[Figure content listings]

<<<<

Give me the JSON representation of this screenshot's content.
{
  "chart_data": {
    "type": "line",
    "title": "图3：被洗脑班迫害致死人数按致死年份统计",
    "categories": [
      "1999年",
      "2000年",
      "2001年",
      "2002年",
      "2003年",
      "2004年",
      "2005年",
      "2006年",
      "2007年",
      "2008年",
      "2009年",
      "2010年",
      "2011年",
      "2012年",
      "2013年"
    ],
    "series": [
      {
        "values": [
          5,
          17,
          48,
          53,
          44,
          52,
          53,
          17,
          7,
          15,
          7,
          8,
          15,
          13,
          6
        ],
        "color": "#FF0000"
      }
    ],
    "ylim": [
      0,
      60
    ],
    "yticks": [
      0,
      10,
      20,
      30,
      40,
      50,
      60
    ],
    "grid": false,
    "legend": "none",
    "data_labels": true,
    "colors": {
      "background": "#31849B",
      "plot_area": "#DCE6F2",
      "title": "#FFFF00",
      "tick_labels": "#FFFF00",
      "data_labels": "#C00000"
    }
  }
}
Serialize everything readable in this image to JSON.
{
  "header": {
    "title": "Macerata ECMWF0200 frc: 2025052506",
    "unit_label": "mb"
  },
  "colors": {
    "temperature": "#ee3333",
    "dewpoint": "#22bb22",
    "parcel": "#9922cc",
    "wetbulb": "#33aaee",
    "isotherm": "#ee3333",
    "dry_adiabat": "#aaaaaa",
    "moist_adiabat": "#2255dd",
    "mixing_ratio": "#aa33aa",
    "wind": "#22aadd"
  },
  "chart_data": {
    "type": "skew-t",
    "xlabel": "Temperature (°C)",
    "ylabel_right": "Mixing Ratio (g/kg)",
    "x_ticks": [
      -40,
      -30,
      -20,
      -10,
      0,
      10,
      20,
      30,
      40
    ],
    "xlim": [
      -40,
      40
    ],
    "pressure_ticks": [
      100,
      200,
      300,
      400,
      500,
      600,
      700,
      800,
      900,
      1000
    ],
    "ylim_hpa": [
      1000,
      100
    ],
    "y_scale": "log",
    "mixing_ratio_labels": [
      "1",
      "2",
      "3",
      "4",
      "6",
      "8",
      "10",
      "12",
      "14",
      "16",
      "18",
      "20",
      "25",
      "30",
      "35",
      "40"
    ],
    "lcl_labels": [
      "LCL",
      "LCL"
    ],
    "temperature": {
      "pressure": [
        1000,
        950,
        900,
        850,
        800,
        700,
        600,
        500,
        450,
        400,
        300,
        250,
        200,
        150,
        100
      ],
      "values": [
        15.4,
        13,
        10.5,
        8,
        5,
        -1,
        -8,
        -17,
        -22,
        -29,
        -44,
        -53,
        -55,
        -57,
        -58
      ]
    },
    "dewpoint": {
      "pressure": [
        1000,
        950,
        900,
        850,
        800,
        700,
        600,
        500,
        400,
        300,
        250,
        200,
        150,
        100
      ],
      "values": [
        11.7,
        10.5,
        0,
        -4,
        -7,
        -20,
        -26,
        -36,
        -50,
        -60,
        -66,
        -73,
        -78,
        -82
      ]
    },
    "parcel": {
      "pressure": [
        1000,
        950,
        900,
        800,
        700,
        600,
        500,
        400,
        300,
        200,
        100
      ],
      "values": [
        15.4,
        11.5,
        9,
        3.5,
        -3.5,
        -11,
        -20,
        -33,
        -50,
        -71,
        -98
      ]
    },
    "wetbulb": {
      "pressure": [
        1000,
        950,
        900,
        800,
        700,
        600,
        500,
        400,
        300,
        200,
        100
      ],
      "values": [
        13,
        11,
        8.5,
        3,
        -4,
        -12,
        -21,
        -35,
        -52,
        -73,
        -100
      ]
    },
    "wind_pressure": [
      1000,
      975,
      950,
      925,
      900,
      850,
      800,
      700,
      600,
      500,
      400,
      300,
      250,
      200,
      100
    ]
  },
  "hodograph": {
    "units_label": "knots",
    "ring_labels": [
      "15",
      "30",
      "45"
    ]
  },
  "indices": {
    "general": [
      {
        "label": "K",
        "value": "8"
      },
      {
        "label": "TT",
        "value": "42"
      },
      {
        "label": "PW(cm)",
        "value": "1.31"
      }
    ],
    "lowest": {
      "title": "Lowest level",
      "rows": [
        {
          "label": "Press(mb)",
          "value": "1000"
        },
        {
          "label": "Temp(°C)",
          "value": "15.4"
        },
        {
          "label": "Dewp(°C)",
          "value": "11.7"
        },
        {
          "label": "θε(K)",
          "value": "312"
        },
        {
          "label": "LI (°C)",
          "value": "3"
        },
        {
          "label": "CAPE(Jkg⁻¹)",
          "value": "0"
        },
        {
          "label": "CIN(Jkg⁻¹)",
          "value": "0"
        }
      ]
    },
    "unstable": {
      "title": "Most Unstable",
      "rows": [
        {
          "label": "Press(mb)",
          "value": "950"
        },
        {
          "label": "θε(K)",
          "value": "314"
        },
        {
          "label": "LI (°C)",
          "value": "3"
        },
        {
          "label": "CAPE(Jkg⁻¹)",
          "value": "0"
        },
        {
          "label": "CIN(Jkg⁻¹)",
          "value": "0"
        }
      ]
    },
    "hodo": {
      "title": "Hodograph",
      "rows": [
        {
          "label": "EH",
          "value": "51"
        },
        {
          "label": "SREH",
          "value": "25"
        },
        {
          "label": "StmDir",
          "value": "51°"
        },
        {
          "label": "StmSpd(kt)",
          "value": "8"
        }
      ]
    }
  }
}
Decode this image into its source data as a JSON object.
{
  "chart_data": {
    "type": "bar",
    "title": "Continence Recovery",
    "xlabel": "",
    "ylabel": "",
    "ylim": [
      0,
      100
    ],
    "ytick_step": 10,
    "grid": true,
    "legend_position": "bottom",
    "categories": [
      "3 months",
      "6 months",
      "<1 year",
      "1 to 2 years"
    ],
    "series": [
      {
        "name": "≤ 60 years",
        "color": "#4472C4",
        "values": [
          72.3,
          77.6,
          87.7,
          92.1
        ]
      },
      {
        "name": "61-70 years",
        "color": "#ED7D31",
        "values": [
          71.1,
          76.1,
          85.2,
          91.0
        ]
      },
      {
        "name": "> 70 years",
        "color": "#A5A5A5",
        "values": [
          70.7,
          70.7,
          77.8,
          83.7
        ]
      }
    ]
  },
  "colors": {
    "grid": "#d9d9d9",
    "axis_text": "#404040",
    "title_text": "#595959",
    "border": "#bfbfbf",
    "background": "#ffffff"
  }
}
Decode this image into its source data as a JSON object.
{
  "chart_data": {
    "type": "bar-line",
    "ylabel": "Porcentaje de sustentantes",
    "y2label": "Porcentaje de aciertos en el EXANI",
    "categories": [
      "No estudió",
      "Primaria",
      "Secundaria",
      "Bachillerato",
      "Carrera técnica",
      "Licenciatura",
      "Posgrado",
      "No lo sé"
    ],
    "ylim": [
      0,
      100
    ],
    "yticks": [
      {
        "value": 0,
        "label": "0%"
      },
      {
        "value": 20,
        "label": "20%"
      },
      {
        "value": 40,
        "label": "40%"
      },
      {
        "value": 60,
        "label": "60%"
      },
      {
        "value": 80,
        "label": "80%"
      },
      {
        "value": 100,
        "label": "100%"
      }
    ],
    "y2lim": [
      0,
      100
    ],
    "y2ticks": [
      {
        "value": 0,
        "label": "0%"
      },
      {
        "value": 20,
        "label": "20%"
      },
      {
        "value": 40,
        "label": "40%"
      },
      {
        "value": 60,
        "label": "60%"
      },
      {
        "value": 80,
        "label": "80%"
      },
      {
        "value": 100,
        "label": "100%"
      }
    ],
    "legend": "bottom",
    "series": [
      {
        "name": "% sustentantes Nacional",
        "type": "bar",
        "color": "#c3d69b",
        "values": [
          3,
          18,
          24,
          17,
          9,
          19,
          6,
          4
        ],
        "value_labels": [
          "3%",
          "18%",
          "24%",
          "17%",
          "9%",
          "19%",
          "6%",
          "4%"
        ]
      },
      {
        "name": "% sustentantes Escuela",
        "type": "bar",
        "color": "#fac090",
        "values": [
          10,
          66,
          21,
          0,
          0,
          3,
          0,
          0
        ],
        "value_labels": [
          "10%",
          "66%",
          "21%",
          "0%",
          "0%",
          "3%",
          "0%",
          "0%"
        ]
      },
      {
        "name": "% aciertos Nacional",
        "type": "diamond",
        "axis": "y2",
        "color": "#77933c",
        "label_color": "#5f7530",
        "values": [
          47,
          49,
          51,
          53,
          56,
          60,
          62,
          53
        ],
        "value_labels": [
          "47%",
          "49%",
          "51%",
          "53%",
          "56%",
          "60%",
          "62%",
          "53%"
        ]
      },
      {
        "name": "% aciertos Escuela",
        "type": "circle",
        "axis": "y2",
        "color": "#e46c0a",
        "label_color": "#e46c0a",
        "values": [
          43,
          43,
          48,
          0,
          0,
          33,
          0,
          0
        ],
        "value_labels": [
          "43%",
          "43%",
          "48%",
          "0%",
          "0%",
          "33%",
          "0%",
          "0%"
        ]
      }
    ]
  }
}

>>>>

Job: Extract, from the material above, each line holding the word "years".

Written solution:
      "1 to 2 years"
        "name": "≤ 60 years",
        "name": "61-70 years",
        "name": "> 70 years",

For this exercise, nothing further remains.